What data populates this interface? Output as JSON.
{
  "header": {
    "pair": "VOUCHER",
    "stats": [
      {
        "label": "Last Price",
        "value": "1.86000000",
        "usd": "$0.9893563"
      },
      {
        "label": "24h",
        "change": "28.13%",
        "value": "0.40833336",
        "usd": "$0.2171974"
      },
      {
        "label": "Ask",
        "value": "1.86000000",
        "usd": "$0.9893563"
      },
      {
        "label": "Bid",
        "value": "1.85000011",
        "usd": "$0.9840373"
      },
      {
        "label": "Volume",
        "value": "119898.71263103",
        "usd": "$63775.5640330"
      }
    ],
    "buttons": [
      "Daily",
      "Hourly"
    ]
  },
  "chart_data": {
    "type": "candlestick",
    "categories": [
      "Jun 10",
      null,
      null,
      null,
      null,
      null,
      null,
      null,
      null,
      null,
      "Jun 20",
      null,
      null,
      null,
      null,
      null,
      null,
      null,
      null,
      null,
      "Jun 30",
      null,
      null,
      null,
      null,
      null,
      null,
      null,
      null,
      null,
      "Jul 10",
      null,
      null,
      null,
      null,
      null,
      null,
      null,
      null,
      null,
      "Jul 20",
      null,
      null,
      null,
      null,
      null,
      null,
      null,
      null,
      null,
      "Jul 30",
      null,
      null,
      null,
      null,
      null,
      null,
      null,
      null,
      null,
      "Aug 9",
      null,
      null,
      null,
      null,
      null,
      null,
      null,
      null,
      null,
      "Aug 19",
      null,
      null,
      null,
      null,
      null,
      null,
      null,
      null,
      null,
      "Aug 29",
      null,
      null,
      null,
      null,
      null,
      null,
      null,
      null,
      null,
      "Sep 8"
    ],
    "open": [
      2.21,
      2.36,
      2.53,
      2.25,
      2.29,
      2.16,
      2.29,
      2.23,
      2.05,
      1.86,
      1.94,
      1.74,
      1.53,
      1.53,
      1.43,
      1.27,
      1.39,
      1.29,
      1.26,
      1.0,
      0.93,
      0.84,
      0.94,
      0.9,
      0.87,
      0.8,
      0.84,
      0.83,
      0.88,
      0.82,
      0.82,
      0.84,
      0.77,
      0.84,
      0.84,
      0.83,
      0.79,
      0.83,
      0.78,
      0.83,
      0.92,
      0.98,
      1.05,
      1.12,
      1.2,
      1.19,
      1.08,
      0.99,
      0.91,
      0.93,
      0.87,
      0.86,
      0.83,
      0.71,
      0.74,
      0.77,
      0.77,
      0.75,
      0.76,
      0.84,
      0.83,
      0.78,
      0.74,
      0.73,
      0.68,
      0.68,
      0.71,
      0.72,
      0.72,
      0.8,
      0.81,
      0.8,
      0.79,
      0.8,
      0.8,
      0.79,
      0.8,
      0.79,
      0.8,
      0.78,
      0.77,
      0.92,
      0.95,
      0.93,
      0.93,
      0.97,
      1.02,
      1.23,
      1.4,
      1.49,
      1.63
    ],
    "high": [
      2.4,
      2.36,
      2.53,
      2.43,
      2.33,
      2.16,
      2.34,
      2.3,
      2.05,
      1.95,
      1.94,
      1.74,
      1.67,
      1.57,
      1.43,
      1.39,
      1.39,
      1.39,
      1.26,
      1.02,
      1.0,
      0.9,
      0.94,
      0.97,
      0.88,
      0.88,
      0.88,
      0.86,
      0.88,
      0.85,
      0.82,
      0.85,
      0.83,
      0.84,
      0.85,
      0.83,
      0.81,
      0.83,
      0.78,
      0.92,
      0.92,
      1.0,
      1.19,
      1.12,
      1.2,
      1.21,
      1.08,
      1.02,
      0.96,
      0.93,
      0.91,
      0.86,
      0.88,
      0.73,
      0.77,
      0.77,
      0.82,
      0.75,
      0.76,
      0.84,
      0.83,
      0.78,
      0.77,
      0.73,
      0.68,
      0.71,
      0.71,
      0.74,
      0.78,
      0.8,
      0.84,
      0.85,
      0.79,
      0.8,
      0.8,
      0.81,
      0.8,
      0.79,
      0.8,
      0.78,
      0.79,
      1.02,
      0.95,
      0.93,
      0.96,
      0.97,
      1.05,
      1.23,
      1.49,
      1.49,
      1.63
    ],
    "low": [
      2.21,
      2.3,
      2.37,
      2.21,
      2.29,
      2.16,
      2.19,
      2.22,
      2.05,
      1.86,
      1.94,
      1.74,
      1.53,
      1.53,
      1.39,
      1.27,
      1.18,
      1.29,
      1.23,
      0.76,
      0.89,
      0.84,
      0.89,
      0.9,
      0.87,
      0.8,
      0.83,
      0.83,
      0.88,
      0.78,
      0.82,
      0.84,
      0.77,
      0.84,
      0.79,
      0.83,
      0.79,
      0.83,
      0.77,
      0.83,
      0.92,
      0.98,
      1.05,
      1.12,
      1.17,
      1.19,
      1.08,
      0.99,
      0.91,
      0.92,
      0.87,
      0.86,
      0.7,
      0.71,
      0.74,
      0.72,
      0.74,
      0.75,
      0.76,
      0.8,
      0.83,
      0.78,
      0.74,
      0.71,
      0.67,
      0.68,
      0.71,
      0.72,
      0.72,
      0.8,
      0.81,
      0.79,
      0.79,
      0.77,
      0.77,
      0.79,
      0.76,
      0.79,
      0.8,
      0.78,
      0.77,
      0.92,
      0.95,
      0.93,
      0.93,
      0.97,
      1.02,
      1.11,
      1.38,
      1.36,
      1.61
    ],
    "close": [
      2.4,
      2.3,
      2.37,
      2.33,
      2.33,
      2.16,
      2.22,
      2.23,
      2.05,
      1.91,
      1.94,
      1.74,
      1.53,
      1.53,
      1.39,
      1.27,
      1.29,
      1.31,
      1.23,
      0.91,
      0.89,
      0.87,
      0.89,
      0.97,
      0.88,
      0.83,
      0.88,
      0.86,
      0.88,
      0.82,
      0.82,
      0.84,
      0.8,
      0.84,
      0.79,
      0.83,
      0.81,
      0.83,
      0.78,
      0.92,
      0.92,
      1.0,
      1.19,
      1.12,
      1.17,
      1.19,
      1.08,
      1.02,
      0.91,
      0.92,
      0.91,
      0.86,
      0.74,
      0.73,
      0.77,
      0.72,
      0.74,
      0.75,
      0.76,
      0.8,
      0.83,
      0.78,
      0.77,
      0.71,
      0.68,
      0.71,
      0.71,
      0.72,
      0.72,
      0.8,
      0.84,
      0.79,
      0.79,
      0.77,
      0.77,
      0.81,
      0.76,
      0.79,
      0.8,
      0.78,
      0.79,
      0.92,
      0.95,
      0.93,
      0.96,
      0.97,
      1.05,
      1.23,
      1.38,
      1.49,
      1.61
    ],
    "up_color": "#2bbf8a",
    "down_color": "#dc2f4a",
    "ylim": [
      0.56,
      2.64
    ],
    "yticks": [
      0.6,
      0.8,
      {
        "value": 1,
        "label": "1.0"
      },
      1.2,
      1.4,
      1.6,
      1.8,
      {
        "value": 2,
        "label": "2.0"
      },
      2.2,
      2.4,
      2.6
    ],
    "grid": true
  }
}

○ ○ ○ ○ ○ ○ ○

Given problem -
Using the entries above, please restate each one word for word.

Task solution -
What data populates this interface? Output as JSON.
{
  "header": {
    "pair": "VOUCHER",
    "stats": [
      {
        "label": "Last Price",
        "value": "1.86000000",
        "usd": "$0.9893563"
      },
      {
        "label": "24h",
        "change": "28.13%",
        "value": "0.40833336",
        "usd": "$0.2171974"
      },
      {
        "label": "Ask",
        "value": "1.86000000",
        "usd": "$0.9893563"
      },
      {
        "label": "Bid",
        "value": "1.85000011",
        "usd": "$0.9840373"
      },
      {
        "label": "Volume",
        "value": "119898.71263103",
        "usd": "$63775.5640330"
      }
    ],
    "buttons": [
      "Daily",
      "Hourly"
    ]
  },
  "chart_data": {
    "type": "candlestick",
    "categories": [
      "Jun 10",
      null,
      null,
      null,
      null,
      null,
      null,
      null,
      null,
      null,
      "Jun 20",
      null,
      null,
      null,
      null,
      null,
      null,
      null,
      null,
      null,
      "Jun 30",
      null,
      null,
      null,
      null,
      null,
      null,
      null,
      null,
      null,
      "Jul 10",
      null,
      null,
      null,
      null,
      null,
      null,
      null,
      null,
      null,
      "Jul 20",
      null,
      null,
      null,
      null,
      null,
      null,
      null,
      null,
      null,
      "Jul 30",
      null,
      null,
      null,
      null,
      null,
      null,
      null,
      null,
      null,
      "Aug 9",
      null,
      null,
      null,
      null,
      null,
      null,
      null,
      null,
      null,
      "Aug 19",
      null,
      null,
      null,
      null,
      null,
      null,
      null,
      null,
      null,
      "Aug 29",
      null,
      null,
      null,
      null,
      null,
      null,
      null,
      null,
      null,
      "Sep 8"
    ],
    "open": [
      2.21,
      2.36,
      2.53,
      2.25,
      2.29,
      2.16,
      2.29,
      2.23,
      2.05,
      1.86,
      1.94,
      1.74,
      1.53,
      1.53,
      1.43,
      1.27,
      1.39,
      1.29,
      1.26,
      1.0,
      0.93,
      0.84,
      0.94,
      0.9,
      0.87,
      0.8,
      0.84,
      0.83,
      0.88,
      0.82,
      0.82,
      0.84,
      0.77,
      0.84,
      0.84,
      0.83,
      0.79,
      0.83,
      0.78,
      0.83,
      0.92,
      0.98,
      1.05,
      1.12,
      1.2,
      1.19,
      1.08,
      0.99,
      0.91,
      0.93,
      0.87,
      0.86,
      0.83,
      0.71,
      0.74,
      0.77,
      0.77,
      0.75,
      0.76,
      0.84,
      0.83,
      0.78,
      0.74,
      0.73,
      0.68,
      0.68,
      0.71,
      0.72,
      0.72,
      0.8,
      0.81,
      0.8,
      0.79,
      0.8,
      0.8,
      0.79,
      0.8,
      0.79,
      0.8,
      0.78,
      0.77,
      0.92,
      0.95,
      0.93,
      0.93,
      0.97,
      1.02,
      1.23,
      1.4,
      1.49,
      1.63
    ],
    "high": [
      2.4,
      2.36,
      2.53,
      2.43,
      2.33,
      2.16,
      2.34,
      2.3,
      2.05,
      1.95,
      1.94,
      1.74,
      1.67,
      1.57,
      1.43,
      1.39,
      1.39,
      1.39,
      1.26,
      1.02,
      1.0,
      0.9,
      0.94,
      0.97,
      0.88,
      0.88,
      0.88,
      0.86,
      0.88,
      0.85,
      0.82,
      0.85,
      0.83,
      0.84,
      0.85,
      0.83,
      0.81,
      0.83,
      0.78,
      0.92,
      0.92,
      1.0,
      1.19,
      1.12,
      1.2,
      1.21,
      1.08,
      1.02,
      0.96,
      0.93,
      0.91,
      0.86,
      0.88,
      0.73,
      0.77,
      0.77,
      0.82,
      0.75,
      0.76,
      0.84,
      0.83,
      0.78,
      0.77,
      0.73,
      0.68,
      0.71,
      0.71,
      0.74,
      0.78,
      0.8,
      0.84,
      0.85,
      0.79,
      0.8,
      0.8,
      0.81,
      0.8,
      0.79,
      0.8,
      0.78,
      0.79,
      1.02,
      0.95,
      0.93,
      0.96,
      0.97,
      1.05,
      1.23,
      1.49,
      1.49,
      1.63
    ],
    "low": [
      2.21,
      2.3,
      2.37,
      2.21,
      2.29,
      2.16,
      2.19,
      2.22,
      2.05,
      1.86,
      1.94,
      1.74,
      1.53,
      1.53,
      1.39,
      1.27,
      1.18,
      1.29,
      1.23,
      0.76,
      0.89,
      0.84,
      0.89,
      0.9,
      0.87,
      0.8,
      0.83,
      0.83,
      0.88,
      0.78,
      0.82,
      0.84,
      0.77,
      0.84,
      0.79,
      0.83,
      0.79,
      0.83,
      0.77,
      0.83,
      0.92,
      0.98,
      1.05,
      1.12,
      1.17,
      1.19,
      1.08,
      0.99,
      0.91,
      0.92,
      0.87,
      0.86,
      0.7,
      0.71,
      0.74,
      0.72,
      0.74,
      0.75,
      0.76,
      0.8,
      0.83,
      0.78,
      0.74,
      0.71,
      0.67,
      0.68,
      0.71,
      0.72,
      0.72,
      0.8,
      0.81,
      0.79,
      0.79,
      0.77,
      0.77,
      0.79,
      0.76,
      0.79,
      0.8,
      0.78,
      0.77,
      0.92,
      0.95,
      0.93,
      0.93,
      0.97,
      1.02,
      1.11,
      1.38,
      1.36,
      1.61
    ],
    "close": [
      2.4,
      2.3,
      2.37,
      2.33,
      2.33,
      2.16,
      2.22,
      2.23,
      2.05,
      1.91,
      1.94,
      1.74,
      1.53,
      1.53,
      1.39,
      1.27,
      1.29,
      1.31,
      1.23,
      0.91,
      0.89,
      0.87,
      0.89,
      0.97,
      0.88,
      0.83,
      0.88,
      0.86,
      0.88,
      0.82,
      0.82,
      0.84,
      0.8,
      0.84,
      0.79,
      0.83,
      0.81,
      0.83,
      0.78,
      0.92,
      0.92,
      1.0,
      1.19,
      1.12,
      1.17,
      1.19,
      1.08,
      1.02,
      0.91,
      0.92,
      0.91,
      0.86,
      0.74,
      0.73,
      0.77,
      0.72,
      0.74,
      0.75,
      0.76,
      0.8,
      0.83,
      0.78,
      0.77,
      0.71,
      0.68,
      0.71,
      0.71,
      0.72,
      0.72,
      0.8,
      0.84,
      0.79,
      0.79,
      0.77,
      0.77,
      0.81,
      0.76,
      0.79,
      0.8,
      0.78,
      0.79,
      0.92,
      0.95,
      0.93,
      0.96,
      0.97,
      1.05,
      1.23,
      1.38,
      1.49,
      1.61
    ],
    "up_color": "#2bbf8a",
    "down_color": "#dc2f4a",
    "ylim": [
      0.56,
      2.64
    ],
    "yticks": [
      0.6,
      0.8,
      {
        "value": 1,
        "label": "1.0"
      },
      1.2,
      1.4,
      1.6,
      1.8,
      {
        "value": 2,
        "label": "2.0"
      },
      2.2,
      2.4,
      2.6
    ],
    "grid": true
  }
}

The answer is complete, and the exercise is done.